:: Records supplied ::

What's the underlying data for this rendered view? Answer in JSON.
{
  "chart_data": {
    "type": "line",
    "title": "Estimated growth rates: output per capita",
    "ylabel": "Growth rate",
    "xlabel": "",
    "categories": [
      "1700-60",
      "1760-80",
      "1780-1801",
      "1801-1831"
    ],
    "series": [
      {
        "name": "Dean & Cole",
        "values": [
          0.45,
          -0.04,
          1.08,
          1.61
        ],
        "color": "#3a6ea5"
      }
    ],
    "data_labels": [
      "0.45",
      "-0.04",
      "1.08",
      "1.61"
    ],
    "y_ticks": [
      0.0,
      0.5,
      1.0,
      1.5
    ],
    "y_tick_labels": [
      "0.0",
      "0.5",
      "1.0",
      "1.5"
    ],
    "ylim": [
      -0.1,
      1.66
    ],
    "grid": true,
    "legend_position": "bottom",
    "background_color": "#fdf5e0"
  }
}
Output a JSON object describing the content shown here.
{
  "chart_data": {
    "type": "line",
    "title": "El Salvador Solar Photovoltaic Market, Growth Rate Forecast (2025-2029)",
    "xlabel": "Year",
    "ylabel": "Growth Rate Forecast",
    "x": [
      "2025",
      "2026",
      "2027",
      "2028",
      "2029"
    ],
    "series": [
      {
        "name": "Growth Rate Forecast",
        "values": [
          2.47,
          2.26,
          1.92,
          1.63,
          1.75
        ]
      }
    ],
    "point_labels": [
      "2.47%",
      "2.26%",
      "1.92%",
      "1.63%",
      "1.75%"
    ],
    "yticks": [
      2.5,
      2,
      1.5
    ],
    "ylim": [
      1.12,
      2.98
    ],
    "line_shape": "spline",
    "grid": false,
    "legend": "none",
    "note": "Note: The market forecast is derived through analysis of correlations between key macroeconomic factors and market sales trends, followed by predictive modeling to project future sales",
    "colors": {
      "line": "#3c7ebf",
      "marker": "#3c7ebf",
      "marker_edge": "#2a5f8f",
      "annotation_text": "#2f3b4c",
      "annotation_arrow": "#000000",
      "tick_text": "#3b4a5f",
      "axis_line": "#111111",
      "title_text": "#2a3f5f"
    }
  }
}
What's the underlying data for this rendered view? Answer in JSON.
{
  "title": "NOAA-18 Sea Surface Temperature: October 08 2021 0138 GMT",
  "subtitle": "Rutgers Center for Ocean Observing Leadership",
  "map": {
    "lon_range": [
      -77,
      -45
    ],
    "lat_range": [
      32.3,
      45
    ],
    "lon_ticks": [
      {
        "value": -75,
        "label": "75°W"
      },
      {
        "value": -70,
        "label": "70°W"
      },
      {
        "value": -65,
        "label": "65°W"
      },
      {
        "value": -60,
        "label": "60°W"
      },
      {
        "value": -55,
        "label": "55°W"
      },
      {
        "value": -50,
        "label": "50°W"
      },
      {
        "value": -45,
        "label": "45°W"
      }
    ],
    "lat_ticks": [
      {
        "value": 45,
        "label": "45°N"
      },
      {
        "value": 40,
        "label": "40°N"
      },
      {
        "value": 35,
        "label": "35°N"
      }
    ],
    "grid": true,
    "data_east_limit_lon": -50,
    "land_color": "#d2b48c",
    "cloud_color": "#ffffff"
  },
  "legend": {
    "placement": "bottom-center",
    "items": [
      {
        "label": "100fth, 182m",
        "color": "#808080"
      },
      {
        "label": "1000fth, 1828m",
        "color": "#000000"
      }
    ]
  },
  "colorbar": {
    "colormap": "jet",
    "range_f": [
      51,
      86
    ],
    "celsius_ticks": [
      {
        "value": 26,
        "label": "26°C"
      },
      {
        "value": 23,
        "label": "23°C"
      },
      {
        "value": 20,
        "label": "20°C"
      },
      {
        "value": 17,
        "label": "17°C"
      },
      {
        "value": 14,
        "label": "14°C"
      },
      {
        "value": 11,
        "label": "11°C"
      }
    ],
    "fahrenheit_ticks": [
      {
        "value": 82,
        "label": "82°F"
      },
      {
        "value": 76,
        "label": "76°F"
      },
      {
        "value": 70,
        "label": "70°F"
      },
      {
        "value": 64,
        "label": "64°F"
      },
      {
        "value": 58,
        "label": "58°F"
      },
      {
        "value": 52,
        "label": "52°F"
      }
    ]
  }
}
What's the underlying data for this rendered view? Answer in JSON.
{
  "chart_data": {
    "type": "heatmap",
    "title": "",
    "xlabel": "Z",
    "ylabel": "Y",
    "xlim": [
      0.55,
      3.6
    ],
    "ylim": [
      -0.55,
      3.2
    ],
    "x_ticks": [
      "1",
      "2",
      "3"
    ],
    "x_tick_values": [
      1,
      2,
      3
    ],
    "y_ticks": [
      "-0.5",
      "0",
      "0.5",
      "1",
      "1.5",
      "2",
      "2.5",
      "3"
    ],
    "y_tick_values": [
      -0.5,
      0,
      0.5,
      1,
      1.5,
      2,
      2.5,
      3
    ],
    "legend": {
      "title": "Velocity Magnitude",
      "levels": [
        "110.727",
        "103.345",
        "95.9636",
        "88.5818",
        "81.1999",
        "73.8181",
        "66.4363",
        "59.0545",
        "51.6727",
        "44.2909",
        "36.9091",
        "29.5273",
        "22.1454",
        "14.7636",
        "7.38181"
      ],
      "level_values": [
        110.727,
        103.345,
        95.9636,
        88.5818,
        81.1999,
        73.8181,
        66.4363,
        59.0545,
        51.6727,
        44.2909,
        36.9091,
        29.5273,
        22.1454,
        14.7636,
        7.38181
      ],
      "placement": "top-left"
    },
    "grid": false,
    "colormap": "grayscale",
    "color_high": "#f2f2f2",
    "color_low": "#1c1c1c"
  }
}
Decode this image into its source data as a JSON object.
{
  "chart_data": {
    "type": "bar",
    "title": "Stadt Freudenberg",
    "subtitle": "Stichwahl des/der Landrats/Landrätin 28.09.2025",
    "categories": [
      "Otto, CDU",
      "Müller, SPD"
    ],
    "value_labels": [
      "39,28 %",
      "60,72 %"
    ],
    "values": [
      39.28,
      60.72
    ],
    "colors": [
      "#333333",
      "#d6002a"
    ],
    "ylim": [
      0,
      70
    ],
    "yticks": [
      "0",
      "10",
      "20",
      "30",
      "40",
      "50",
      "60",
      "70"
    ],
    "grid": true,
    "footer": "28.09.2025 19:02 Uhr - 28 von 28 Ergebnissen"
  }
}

:::

» **Exercise**:
Return all lines with the word "object" in them.

» **Answer to the problem**:
Output a JSON object describing the content shown here.
Decode this image into its source data as a JSON object.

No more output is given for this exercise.